- What you have to do: Transcribe the records below exactly.

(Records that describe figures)
** Start **
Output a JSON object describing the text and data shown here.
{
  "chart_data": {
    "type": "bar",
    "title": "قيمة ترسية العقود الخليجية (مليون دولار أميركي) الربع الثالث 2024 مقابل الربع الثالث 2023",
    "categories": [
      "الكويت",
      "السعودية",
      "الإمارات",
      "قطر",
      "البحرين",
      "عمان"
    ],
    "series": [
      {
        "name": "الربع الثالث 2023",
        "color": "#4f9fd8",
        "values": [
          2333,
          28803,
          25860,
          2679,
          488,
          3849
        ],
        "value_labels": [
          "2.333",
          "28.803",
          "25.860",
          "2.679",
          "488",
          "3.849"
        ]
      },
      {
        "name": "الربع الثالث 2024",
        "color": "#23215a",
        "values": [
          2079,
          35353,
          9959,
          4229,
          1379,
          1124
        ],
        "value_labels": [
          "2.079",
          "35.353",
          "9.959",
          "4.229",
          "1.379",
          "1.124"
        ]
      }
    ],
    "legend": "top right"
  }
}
** End **
- The output:
Output a JSON object describing the text and data shown here.
{
  "chart_data": {
    "type": "bar",
    "title": "قيمة ترسية العقود الخليجية (مليون دولار أميركي) الربع الثالث 2024 مقابل الربع الثالث 2023",
    "categories": [
      "الكويت",
      "السعودية",
      "الإمارات",
      "قطر",
      "البحرين",
      "عمان"
    ],
    "series": [
      {
        "name": "الربع الثالث 2023",
        "color": "#4f9fd8",
        "values": [
          2333,
          28803,
          25860,
          2679,
          488,
          3849
        ],
        "value_labels": [
          "2.333",
          "28.803",
          "25.860",
          "2.679",
          "488",
          "3.849"
        ]
      },
      {
        "name": "الربع الثالث 2024",
        "color": "#23215a",
        "values": [
          2079,
          35353,
          9959,
          4229,
          1379,
          1124
        ],
        "value_labels": [
          "2.079",
          "35.353",
          "9.959",
          "4.229",
          "1.379",
          "1.124"
        ]
      }
    ],
    "legend": "top right"
  }
}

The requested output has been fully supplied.